Material for this task ▸
□ □ □

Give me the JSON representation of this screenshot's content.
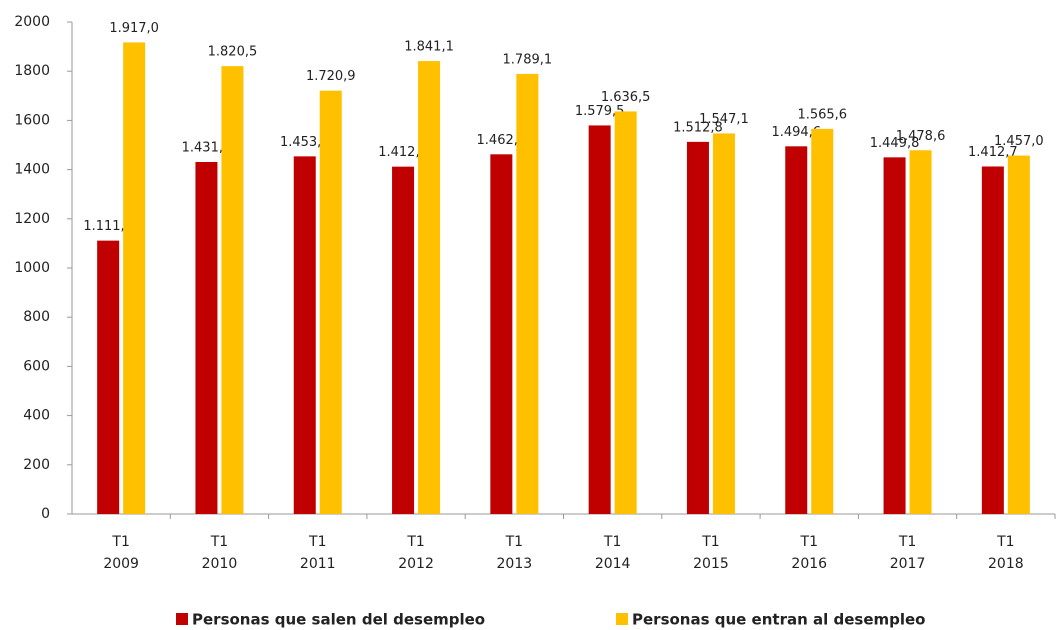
{
  "chart_data": {
    "type": "bar",
    "categories": [
      "T1\n2009",
      "T1\n2010",
      "T1\n2011",
      "T1\n2012",
      "T1\n2013",
      "T1\n2014",
      "T1\n2015",
      "T1\n2016",
      "T1\n2017",
      "T1\n2018"
    ],
    "series": [
      {
        "name": "Personas que salen del desempleo",
        "color": "#c00000",
        "values": [
          1111.3,
          1431.0,
          1453.8,
          1412.0,
          1462.1,
          1579.5,
          1512.8,
          1494.6,
          1449.8,
          1412.7
        ],
        "value_labels": [
          "1.111,3",
          "1.431,0",
          "1.453,8",
          "1.412,0",
          "1.462,1",
          "1.579,5",
          "1.512,8",
          "1.494,6",
          "1.449,8",
          "1.412,7"
        ]
      },
      {
        "name": "Personas que entran al desempleo",
        "color": "#ffc000",
        "values": [
          1917.0,
          1820.5,
          1720.9,
          1841.1,
          1789.1,
          1636.5,
          1547.1,
          1565.6,
          1478.6,
          1457.0
        ],
        "value_labels": [
          "1.917,0",
          "1.820,5",
          "1.720,9",
          "1.841,1",
          "1.789,1",
          "1.636,5",
          "1.547,1",
          "1.565,6",
          "1.478,6",
          "1.457,0"
        ]
      }
    ],
    "ylim": [
      0,
      2000
    ],
    "yticks": [
      0,
      200,
      400,
      600,
      800,
      1000,
      1200,
      1400,
      1600,
      1800,
      2000
    ],
    "grid": false,
    "legend": "bottom"
  }
}
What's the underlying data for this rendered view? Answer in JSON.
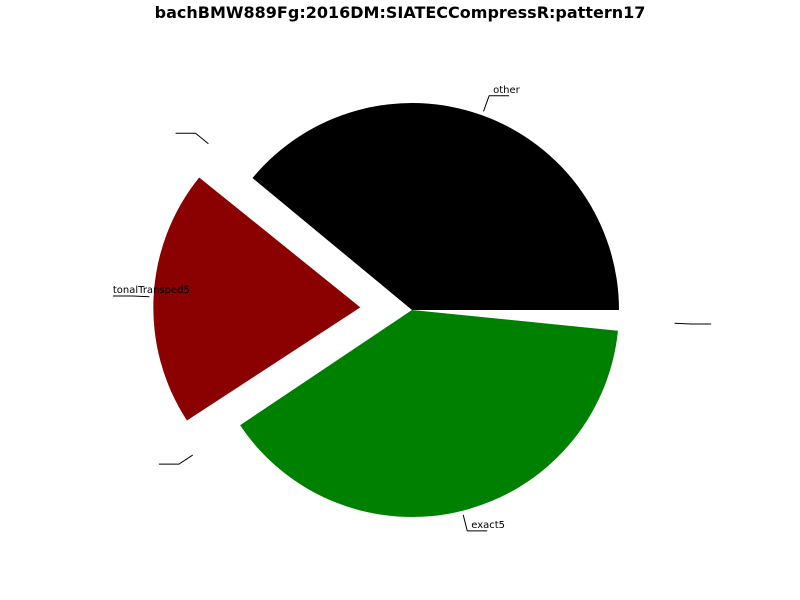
{
  "chart_data": {
    "type": "pie",
    "title": "bachBMW889Fg:2016DM:SIATECCompressR:pattern17",
    "start_angle_deg": 0,
    "direction": "counterclockwise",
    "slices": [
      {
        "label": "other",
        "value": 39.0,
        "color": "#000000",
        "exploded": false
      },
      {
        "label": "",
        "value": 0.2,
        "color": "#ffffff",
        "exploded": true
      },
      {
        "label": "tonalTransped5",
        "value": 20.0,
        "color": "#8b0000",
        "exploded": true
      },
      {
        "label": "",
        "value": 0.2,
        "color": "#ffffff",
        "exploded": true
      },
      {
        "label": "exact5",
        "value": 39.0,
        "color": "#008000",
        "exploded": false
      },
      {
        "label": "",
        "value": 1.6,
        "color": "#ffffff",
        "exploded": true
      }
    ]
  }
}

□ □ □

Select all lines with the word "name" from the entries above.

        "name": "Personas que salen del desempleo",
        "name": "Personas que entran al desempleo",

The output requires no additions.